• _Work task_: Could you write out each of the records below exactly?

(Records of document pages and text)
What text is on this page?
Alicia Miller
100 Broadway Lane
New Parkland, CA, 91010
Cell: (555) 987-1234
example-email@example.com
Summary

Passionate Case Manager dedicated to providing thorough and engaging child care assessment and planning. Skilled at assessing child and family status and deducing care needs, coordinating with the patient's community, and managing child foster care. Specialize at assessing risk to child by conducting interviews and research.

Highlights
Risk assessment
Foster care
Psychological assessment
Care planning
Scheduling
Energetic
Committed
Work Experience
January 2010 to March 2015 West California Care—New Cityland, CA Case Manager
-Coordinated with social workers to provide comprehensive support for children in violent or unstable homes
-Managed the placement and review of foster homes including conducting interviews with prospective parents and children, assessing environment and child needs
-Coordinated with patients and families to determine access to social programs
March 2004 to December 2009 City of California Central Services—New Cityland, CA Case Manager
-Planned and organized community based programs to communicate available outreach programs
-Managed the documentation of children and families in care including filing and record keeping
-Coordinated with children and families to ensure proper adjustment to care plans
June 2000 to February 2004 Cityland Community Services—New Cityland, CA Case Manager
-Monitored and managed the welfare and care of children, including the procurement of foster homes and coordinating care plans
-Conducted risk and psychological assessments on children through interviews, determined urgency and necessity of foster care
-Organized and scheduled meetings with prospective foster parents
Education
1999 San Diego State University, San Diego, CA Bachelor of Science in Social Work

• _Response below_:
What text is on this page?
Alicia Miller
100 Broadway Lane
New Parkland, CA, 91010
Cell: (555) 987-1234
example-email@example.com
Summary

Passionate Case Manager dedicated to providing thorough and engaging child care assessment and planning. Skilled at assessing child and family status and deducing care needs, coordinating with the patient's community, and managing child foster care. Specialize at assessing risk to child by conducting interviews and research.

Highlights
Risk assessment
Foster care
Psychological assessment
Care planning
Scheduling
Energetic
Committed
Work Experience
January 2010 to March 2015 West California Care—New Cityland, CA Case Manager
-Coordinated with social workers to provide comprehensive support for children in violent or unstable homes
-Managed the placement and review of foster homes including conducting interviews with prospective parents and children, assessing environment and child needs
-Coordinated with patients and families to determine access to social programs
March 2004 to December 2009 City of California Central Services—New Cityland, CA Case Manager
-Planned and organized community based programs to communicate available outreach programs
-Managed the documentation of children and families in care including filing and record keeping
-Coordinated with children and families to ensure proper adjustment to care plans
June 2000 to February 2004 Cityland Community Services—New Cityland, CA Case Manager
-Monitored and managed the welfare and care of children, including the procurement of foster homes and coordinating care plans
-Conducted risk and psychological assessments on children through interviews, determined urgency and necessity of foster care
-Organized and scheduled meetings with prospective foster parents
Education
1999 San Diego State University, San Diego, CA Bachelor of Science in Social Work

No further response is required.